-- Start of PROVIDED RECORDS --
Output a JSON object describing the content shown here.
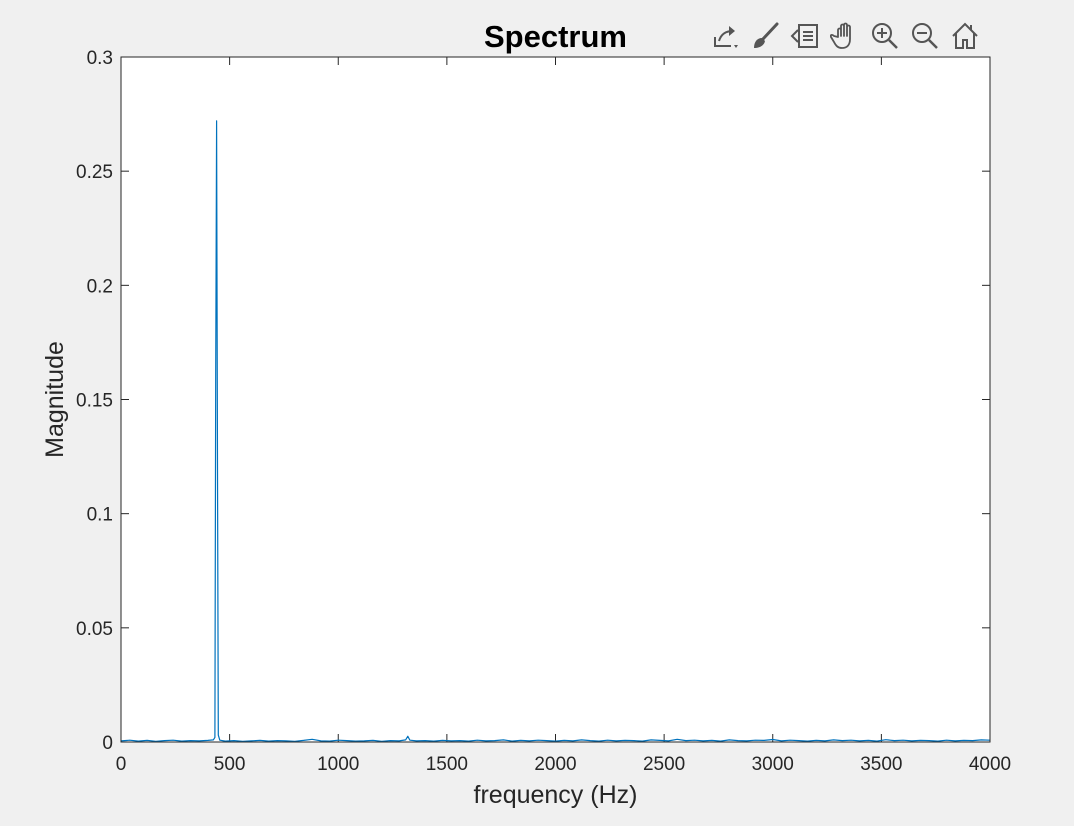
{
  "toolbar": {
    "icons": [
      "export-icon",
      "brush-icon",
      "legend-icon",
      "pan-icon",
      "zoom-in-icon",
      "zoom-out-icon",
      "home-icon"
    ]
  },
  "colors": {
    "background": "#f0f0f0",
    "axes_background": "#ffffff",
    "axis": "#262626",
    "series": "#0072bd",
    "series_noise": "#1a5e60"
  },
  "chart_data": {
    "type": "line",
    "title": "Spectrum",
    "xlabel": "frequency (Hz)",
    "ylabel": "Magnitude",
    "xlim": [
      0,
      4000
    ],
    "ylim": [
      0,
      0.3
    ],
    "xticks": [
      0,
      500,
      1000,
      1500,
      2000,
      2500,
      3000,
      3500,
      4000
    ],
    "xtick_labels": [
      "0",
      "500",
      "1000",
      "1500",
      "2000",
      "2500",
      "3000",
      "3500",
      "4000"
    ],
    "yticks": [
      0,
      0.05,
      0.1,
      0.15,
      0.2,
      0.25,
      0.3
    ],
    "ytick_labels": [
      "0",
      "0.05",
      "0.1",
      "0.15",
      "0.2",
      "0.25",
      "0.3"
    ],
    "grid": false,
    "series": [
      {
        "x": [
          0,
          40,
          80,
          120,
          160,
          200,
          240,
          280,
          320,
          360,
          400,
          425,
          432,
          436,
          440,
          444,
          448,
          455,
          480,
          520,
          560,
          600,
          640,
          680,
          720,
          760,
          800,
          840,
          880,
          920,
          960,
          1000,
          1040,
          1080,
          1120,
          1160,
          1200,
          1240,
          1280,
          1310,
          1320,
          1330,
          1360,
          1400,
          1440,
          1480,
          1520,
          1560,
          1600,
          1640,
          1680,
          1720,
          1760,
          1800,
          1840,
          1880,
          1920,
          1960,
          2000,
          2040,
          2080,
          2120,
          2160,
          2200,
          2240,
          2280,
          2320,
          2360,
          2400,
          2440,
          2480,
          2520,
          2560,
          2600,
          2640,
          2680,
          2720,
          2760,
          2800,
          2840,
          2880,
          2920,
          2960,
          3000,
          3040,
          3080,
          3120,
          3160,
          3200,
          3240,
          3280,
          3320,
          3360,
          3400,
          3440,
          3480,
          3520,
          3560,
          3600,
          3640,
          3680,
          3720,
          3760,
          3800,
          3840,
          3880,
          3920,
          3960,
          4000
        ],
        "y": [
          0.0005,
          0.0008,
          0.0004,
          0.0007,
          0.0003,
          0.0006,
          0.0008,
          0.0004,
          0.0006,
          0.0005,
          0.0007,
          0.0009,
          0.002,
          0.16,
          0.272,
          0.12,
          0.003,
          0.0008,
          0.0004,
          0.0006,
          0.0003,
          0.0005,
          0.0007,
          0.0004,
          0.0006,
          0.0005,
          0.0003,
          0.0007,
          0.0012,
          0.0005,
          0.0004,
          0.0008,
          0.0006,
          0.0004,
          0.0005,
          0.0007,
          0.0003,
          0.0006,
          0.0005,
          0.0009,
          0.0025,
          0.0008,
          0.0005,
          0.0006,
          0.0004,
          0.0007,
          0.0005,
          0.0006,
          0.0004,
          0.0008,
          0.0005,
          0.0006,
          0.0009,
          0.0004,
          0.0007,
          0.0005,
          0.0008,
          0.0006,
          0.0004,
          0.0007,
          0.0005,
          0.0009,
          0.0006,
          0.0004,
          0.0008,
          0.0005,
          0.0007,
          0.0006,
          0.0004,
          0.0009,
          0.0007,
          0.0005,
          0.0012,
          0.0006,
          0.0008,
          0.0005,
          0.0007,
          0.0004,
          0.0009,
          0.0006,
          0.0005,
          0.0008,
          0.0007,
          0.0011,
          0.0005,
          0.0008,
          0.0006,
          0.0004,
          0.0007,
          0.0005,
          0.0009,
          0.0006,
          0.0008,
          0.0005,
          0.0007,
          0.0004,
          0.001,
          0.0006,
          0.0008,
          0.0005,
          0.0007,
          0.0006,
          0.0004,
          0.0008,
          0.0005,
          0.0007,
          0.0006,
          0.0009,
          0.0008
        ]
      }
    ]
  }
}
-- End of PROVIDED RECORDS --
Reproduce the entries above word for word. Pictures stay out.

Output a JSON object describing the content shown here.
{
  "toolbar": {
    "icons": [
      "export-icon",
      "brush-icon",
      "legend-icon",
      "pan-icon",
      "zoom-in-icon",
      "zoom-out-icon",
      "home-icon"
    ]
  },
  "colors": {
    "background": "#f0f0f0",
    "axes_background": "#ffffff",
    "axis": "#262626",
    "series": "#0072bd",
    "series_noise": "#1a5e60"
  },
  "chart_data": {
    "type": "line",
    "title": "Spectrum",
    "xlabel": "frequency (Hz)",
    "ylabel": "Magnitude",
    "xlim": [
      0,
      4000
    ],
    "ylim": [
      0,
      0.3
    ],
    "xticks": [
      0,
      500,
      1000,
      1500,
      2000,
      2500,
      3000,
      3500,
      4000
    ],
    "xtick_labels": [
      "0",
      "500",
      "1000",
      "1500",
      "2000",
      "2500",
      "3000",
      "3500",
      "4000"
    ],
    "yticks": [
      0,
      0.05,
      0.1,
      0.15,
      0.2,
      0.25,
      0.3
    ],
    "ytick_labels": [
      "0",
      "0.05",
      "0.1",
      "0.15",
      "0.2",
      "0.25",
      "0.3"
    ],
    "grid": false,
    "series": [
      {
        "x": [
          0,
          40,
          80,
          120,
          160,
          200,
          240,
          280,
          320,
          360,
          400,
          425,
          432,
          436,
          440,
          444,
          448,
          455,
          480,
          520,
          560,
          600,
          640,
          680,
          720,
          760,
          800,
          840,
          880,
          920,
          960,
          1000,
          1040,
          1080,
          1120,
          1160,
          1200,
          1240,
          1280,
          1310,
          1320,
          1330,
          1360,
          1400,
          1440,
          1480,
          1520,
          1560,
          1600,
          1640,
          1680,
          1720,
          1760,
          1800,
          1840,
          1880,
          1920,
          1960,
          2000,
          2040,
          2080,
          2120,
          2160,
          2200,
          2240,
          2280,
          2320,
          2360,
          2400,
          2440,
          2480,
          2520,
          2560,
          2600,
          2640,
          2680,
          2720,
          2760,
          2800,
          2840,
          2880,
          2920,
          2960,
          3000,
          3040,
          3080,
          3120,
          3160,
          3200,
          3240,
          3280,
          3320,
          3360,
          3400,
          3440,
          3480,
          3520,
          3560,
          3600,
          3640,
          3680,
          3720,
          3760,
          3800,
          3840,
          3880,
          3920,
          3960,
          4000
        ],
        "y": [
          0.0005,
          0.0008,
          0.0004,
          0.0007,
          0.0003,
          0.0006,
          0.0008,
          0.0004,
          0.0006,
          0.0005,
          0.0007,
          0.0009,
          0.002,
          0.16,
          0.272,
          0.12,
          0.003,
          0.0008,
          0.0004,
          0.0006,
          0.0003,
          0.0005,
          0.0007,
          0.0004,
          0.0006,
          0.0005,
          0.0003,
          0.0007,
          0.0012,
          0.0005,
          0.0004,
          0.0008,
          0.0006,
          0.0004,
          0.0005,
          0.0007,
          0.0003,
          0.0006,
          0.0005,
          0.0009,
          0.0025,
          0.0008,
          0.0005,
          0.0006,
          0.0004,
          0.0007,
          0.0005,
          0.0006,
          0.0004,
          0.0008,
          0.0005,
          0.0006,
          0.0009,
          0.0004,
          0.0007,
          0.0005,
          0.0008,
          0.0006,
          0.0004,
          0.0007,
          0.0005,
          0.0009,
          0.0006,
          0.0004,
          0.0008,
          0.0005,
          0.0007,
          0.0006,
          0.0004,
          0.0009,
          0.0007,
          0.0005,
          0.0012,
          0.0006,
          0.0008,
          0.0005,
          0.0007,
          0.0004,
          0.0009,
          0.0006,
          0.0005,
          0.0008,
          0.0007,
          0.0011,
          0.0005,
          0.0008,
          0.0006,
          0.0004,
          0.0007,
          0.0005,
          0.0009,
          0.0006,
          0.0008,
          0.0005,
          0.0007,
          0.0004,
          0.001,
          0.0006,
          0.0008,
          0.0005,
          0.0007,
          0.0006,
          0.0004,
          0.0008,
          0.0005,
          0.0007,
          0.0006,
          0.0009,
          0.0008
        ]
      }
    ]
  }
}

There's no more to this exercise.